Source records:

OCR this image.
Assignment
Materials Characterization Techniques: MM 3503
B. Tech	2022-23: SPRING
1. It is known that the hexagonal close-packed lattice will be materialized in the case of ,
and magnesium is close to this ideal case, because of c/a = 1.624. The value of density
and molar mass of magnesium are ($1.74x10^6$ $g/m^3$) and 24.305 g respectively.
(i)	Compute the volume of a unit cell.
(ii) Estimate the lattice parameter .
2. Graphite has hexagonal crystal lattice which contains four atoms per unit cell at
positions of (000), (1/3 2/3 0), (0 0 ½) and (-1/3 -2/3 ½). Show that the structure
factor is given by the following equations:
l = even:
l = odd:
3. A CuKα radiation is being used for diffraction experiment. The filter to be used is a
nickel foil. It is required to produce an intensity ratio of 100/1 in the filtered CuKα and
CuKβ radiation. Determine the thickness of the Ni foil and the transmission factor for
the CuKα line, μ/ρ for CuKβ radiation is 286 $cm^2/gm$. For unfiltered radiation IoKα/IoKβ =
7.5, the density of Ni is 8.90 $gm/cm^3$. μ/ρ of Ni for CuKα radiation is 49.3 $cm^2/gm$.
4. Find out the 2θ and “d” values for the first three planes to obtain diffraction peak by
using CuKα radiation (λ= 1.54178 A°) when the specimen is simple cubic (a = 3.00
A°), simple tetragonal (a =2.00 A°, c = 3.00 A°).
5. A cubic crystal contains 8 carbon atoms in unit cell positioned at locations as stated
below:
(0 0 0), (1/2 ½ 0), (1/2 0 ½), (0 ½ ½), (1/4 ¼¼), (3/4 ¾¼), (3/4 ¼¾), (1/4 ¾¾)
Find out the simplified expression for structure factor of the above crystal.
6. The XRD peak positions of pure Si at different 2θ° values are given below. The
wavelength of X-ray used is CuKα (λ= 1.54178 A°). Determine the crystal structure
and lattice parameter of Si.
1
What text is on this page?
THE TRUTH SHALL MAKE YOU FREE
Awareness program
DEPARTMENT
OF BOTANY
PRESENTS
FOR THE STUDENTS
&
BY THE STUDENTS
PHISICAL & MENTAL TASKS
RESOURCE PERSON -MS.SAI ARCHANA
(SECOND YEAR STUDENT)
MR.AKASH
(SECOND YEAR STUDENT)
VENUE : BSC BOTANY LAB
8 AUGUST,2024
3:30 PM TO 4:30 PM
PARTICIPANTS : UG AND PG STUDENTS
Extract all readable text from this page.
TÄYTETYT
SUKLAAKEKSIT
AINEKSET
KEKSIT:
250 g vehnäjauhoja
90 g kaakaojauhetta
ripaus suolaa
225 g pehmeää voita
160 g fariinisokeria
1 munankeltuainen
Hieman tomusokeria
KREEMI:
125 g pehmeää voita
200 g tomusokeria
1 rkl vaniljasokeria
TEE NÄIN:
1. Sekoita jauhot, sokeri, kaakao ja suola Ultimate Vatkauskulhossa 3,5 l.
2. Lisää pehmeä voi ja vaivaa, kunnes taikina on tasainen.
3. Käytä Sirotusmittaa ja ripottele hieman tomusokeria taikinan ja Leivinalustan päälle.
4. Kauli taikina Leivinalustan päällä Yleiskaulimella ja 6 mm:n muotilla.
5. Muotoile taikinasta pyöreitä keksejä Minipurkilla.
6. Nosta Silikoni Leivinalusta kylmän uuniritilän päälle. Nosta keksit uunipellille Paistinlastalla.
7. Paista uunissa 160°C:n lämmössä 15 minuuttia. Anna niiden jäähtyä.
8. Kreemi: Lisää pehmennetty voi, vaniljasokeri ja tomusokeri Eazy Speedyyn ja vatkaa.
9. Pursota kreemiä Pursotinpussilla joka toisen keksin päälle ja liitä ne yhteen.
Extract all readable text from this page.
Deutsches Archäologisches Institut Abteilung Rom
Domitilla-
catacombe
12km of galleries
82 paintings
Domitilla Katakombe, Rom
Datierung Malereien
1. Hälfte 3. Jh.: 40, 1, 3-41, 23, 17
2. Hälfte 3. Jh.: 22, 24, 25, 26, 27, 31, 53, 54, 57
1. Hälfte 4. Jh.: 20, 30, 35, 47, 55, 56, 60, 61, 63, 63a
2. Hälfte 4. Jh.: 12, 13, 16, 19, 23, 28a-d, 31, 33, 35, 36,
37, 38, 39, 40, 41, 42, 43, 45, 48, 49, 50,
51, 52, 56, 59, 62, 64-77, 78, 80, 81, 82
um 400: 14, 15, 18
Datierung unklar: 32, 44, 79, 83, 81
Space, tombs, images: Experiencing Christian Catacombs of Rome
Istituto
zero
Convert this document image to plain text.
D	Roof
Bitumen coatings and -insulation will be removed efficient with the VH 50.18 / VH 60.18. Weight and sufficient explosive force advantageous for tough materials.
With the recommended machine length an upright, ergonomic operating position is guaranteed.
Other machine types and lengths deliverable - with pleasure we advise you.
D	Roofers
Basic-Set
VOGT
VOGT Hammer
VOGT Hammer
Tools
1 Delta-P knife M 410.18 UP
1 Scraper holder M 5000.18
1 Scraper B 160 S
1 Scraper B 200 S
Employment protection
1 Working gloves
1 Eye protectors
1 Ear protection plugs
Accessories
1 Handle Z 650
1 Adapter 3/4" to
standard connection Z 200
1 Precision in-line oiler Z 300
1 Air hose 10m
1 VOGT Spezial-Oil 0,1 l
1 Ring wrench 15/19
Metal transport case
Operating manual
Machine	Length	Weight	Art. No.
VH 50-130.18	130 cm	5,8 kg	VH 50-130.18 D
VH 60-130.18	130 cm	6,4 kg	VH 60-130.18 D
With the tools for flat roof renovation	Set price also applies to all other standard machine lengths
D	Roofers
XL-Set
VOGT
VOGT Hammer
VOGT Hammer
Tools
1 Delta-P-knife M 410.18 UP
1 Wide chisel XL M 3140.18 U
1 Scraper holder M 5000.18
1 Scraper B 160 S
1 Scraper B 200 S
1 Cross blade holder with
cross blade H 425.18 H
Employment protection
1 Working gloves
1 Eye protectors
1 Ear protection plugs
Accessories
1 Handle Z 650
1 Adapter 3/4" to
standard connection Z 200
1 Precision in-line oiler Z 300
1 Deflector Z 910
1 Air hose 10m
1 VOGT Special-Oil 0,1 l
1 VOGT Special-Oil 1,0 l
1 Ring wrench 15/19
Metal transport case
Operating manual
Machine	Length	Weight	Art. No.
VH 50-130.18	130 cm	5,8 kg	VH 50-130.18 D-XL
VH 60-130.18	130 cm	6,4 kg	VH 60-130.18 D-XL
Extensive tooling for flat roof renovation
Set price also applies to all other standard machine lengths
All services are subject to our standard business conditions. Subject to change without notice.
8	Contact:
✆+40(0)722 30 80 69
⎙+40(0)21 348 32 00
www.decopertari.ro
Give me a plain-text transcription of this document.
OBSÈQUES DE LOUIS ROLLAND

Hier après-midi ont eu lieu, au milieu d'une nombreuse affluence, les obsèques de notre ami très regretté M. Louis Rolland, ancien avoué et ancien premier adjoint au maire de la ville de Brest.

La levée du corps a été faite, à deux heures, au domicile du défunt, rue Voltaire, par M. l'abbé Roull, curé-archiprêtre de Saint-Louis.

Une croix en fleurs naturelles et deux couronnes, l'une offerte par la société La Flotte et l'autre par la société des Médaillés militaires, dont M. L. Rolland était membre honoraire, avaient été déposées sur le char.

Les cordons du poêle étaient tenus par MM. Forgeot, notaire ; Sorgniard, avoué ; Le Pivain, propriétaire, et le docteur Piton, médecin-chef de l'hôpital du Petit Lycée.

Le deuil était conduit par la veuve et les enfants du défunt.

▶ **Your objective**:
Where a line holds "cubic", copy it out.

▶ **Solution to this problem**:
using CuKα radiation (λ= 1.54178 A°) when the specimen is simple cubic (a = 3.00
5. A cubic crystal contains 8 carbon atoms in unit cell positioned at locations as stated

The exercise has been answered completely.